**DATA SUPPLIED**
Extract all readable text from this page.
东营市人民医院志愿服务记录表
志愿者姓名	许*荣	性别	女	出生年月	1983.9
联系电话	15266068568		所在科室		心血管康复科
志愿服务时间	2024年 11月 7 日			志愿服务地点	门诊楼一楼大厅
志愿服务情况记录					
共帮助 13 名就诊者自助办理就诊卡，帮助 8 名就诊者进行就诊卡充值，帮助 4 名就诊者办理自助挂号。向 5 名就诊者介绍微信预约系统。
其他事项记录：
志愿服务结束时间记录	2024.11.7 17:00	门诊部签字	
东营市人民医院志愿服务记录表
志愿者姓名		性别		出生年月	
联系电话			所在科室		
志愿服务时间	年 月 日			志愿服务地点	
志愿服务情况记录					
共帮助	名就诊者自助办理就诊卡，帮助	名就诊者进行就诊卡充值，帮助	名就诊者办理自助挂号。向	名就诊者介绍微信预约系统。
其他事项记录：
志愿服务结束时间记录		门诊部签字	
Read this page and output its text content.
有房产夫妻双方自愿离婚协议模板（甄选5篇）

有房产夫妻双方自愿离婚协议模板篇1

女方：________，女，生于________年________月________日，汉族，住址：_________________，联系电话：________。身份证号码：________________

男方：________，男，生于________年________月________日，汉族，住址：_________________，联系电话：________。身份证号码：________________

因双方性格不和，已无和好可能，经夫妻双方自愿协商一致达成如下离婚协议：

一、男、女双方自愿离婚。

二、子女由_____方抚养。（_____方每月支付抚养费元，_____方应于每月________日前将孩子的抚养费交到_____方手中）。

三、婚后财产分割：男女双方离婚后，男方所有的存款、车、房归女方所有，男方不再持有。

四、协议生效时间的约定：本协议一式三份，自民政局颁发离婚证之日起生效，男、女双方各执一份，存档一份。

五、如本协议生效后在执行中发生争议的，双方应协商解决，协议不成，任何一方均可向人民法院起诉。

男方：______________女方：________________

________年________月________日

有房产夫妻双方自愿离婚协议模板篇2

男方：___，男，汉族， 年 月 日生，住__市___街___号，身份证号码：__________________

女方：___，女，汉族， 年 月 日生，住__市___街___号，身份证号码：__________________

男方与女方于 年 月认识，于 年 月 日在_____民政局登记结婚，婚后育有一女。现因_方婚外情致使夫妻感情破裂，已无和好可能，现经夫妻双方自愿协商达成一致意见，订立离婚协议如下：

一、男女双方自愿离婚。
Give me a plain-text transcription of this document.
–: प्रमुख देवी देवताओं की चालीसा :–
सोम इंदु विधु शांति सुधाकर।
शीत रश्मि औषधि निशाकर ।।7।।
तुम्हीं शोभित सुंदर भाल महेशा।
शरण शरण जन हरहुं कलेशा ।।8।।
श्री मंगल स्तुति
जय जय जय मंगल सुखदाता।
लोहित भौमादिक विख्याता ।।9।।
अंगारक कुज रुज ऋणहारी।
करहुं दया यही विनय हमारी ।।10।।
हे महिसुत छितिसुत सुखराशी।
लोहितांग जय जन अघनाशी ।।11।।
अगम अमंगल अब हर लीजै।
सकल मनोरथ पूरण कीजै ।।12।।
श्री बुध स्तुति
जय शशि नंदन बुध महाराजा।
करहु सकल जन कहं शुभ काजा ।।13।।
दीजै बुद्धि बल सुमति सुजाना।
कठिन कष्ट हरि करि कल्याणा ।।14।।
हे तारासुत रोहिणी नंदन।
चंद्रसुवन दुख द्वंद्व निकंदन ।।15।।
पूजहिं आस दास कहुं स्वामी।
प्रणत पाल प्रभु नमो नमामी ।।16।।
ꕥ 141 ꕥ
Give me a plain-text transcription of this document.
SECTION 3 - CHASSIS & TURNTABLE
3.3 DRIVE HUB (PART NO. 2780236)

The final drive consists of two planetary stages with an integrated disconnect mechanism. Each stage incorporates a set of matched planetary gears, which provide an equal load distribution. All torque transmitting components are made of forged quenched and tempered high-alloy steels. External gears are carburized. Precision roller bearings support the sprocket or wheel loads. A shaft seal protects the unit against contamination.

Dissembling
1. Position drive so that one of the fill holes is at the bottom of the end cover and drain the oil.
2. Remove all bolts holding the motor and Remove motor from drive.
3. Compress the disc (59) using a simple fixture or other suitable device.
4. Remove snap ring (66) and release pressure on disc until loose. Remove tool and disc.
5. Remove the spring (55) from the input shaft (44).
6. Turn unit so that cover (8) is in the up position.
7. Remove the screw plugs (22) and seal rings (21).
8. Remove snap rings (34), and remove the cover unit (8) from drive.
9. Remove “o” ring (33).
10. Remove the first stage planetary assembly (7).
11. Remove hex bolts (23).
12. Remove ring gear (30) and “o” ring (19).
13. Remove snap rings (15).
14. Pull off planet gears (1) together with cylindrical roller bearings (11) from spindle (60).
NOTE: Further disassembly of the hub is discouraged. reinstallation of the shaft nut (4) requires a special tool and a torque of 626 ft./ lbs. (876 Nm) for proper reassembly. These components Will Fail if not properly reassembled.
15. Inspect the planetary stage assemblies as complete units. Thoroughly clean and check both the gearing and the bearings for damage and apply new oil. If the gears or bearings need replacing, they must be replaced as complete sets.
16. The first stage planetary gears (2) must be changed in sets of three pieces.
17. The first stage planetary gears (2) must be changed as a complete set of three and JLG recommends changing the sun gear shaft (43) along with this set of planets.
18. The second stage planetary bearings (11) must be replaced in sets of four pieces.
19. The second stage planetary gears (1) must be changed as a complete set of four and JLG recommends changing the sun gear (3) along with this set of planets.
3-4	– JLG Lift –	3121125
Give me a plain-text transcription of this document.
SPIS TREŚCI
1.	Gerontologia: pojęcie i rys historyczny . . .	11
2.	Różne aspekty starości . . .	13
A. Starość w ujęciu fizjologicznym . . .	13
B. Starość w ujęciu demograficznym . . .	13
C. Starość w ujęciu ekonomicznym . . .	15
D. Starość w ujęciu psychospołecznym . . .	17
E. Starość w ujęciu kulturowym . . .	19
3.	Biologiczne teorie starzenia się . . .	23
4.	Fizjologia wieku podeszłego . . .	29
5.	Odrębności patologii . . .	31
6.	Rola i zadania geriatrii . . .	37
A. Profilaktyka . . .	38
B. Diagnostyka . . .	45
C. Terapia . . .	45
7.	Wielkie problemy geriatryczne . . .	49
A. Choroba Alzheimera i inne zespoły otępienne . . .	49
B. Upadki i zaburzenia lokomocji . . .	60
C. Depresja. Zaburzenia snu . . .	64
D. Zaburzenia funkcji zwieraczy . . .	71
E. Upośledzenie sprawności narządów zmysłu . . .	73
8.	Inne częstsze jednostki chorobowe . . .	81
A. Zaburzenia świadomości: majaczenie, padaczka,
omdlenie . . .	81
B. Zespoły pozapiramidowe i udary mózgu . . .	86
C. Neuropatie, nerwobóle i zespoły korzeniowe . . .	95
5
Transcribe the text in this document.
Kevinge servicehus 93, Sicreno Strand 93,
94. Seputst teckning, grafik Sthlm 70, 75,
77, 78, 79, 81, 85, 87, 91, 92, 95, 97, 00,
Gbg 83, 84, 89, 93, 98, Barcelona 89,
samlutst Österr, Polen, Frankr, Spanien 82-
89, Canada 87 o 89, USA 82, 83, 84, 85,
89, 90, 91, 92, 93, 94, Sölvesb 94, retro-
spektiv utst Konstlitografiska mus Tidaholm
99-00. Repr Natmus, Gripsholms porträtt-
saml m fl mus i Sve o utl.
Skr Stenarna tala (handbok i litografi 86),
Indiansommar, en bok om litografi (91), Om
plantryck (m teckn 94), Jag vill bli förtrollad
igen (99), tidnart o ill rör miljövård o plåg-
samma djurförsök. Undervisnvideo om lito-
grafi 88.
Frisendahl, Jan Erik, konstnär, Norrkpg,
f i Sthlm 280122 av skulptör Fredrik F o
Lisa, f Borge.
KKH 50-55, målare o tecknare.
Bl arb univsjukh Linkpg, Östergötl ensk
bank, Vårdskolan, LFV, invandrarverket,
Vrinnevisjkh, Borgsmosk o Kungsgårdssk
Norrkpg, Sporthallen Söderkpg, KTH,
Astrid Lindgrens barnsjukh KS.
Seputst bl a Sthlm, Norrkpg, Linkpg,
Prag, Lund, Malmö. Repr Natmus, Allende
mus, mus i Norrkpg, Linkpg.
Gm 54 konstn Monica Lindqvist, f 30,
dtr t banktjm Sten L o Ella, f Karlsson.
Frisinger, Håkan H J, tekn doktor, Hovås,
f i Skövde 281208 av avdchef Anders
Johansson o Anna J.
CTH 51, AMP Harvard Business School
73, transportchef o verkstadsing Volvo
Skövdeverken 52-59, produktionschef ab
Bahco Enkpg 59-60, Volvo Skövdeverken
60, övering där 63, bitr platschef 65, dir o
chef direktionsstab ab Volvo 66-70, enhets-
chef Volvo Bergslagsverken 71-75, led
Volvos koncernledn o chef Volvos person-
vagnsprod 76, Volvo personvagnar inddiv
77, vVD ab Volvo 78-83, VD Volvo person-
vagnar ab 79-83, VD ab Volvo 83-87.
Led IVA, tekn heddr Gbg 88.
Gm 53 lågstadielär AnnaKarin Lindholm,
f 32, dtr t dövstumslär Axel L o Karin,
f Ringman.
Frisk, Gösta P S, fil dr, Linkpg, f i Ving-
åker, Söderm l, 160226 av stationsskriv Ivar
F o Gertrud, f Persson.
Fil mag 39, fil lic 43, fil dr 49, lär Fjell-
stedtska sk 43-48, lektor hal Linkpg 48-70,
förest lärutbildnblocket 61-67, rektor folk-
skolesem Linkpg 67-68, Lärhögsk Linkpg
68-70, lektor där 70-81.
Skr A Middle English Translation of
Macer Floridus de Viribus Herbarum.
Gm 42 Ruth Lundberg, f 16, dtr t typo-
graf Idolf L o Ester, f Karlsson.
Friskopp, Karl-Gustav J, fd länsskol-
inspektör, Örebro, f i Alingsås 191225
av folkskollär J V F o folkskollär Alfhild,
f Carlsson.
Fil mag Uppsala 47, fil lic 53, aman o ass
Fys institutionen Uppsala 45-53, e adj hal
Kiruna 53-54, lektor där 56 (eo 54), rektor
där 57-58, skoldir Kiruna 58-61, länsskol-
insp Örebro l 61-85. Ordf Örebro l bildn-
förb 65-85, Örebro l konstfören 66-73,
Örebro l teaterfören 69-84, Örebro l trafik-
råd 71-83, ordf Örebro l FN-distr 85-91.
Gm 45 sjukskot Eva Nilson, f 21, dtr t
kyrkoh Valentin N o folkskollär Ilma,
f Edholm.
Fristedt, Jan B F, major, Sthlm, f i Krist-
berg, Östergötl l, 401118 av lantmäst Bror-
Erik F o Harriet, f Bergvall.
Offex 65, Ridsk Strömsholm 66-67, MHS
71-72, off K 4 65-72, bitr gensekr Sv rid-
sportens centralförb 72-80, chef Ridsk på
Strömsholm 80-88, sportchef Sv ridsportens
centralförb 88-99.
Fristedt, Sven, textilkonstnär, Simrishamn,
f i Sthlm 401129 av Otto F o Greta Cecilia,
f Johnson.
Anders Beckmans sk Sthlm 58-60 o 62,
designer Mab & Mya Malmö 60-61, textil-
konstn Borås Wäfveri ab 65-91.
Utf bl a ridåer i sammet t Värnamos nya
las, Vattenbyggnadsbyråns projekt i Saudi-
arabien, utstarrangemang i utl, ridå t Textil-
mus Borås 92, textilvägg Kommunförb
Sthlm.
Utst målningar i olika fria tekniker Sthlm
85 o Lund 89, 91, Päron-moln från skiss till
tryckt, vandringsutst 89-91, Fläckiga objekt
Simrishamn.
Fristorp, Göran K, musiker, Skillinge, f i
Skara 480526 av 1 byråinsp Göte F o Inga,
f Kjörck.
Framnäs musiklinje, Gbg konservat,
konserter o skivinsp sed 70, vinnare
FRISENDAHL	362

**EXERCISE TASK**
Copy all lines of the material above where the string "stage" occurs.

**COMPLETED EXERCISE**
The final drive consists of two planetary stages with an integrated disconnect mechanism. Each stage incorporates a set of matched planetary gears, which provide an equal load distribution. All torque transmitting components are made of forged quenched and tempered high-alloy steels. External gears are carburized. Precision roller bearings support the sprocket or wheel loads. A shaft seal protects the unit against contamination.
10. Remove the first stage planetary assembly (7).
15. Inspect the planetary stage assemblies as complete units. Thoroughly clean and check both the gearing and the bearings for damage and apply new oil. If the gears or bearings need replacing, they must be replaced as complete sets.
16. The first stage planetary gears (2) must be changed in sets of three pieces.
17. The first stage planetary gears (2) must be changed as a complete set of three and JLG recommends changing the sun gear shaft (43) along with this set of planets.
18. The second stage planetary bearings (11) must be replaced in sets of four pieces.
19. The second stage planetary gears (1) must be changed as a complete set of four and JLG recommends changing the sun gear (3) along with this set of planets.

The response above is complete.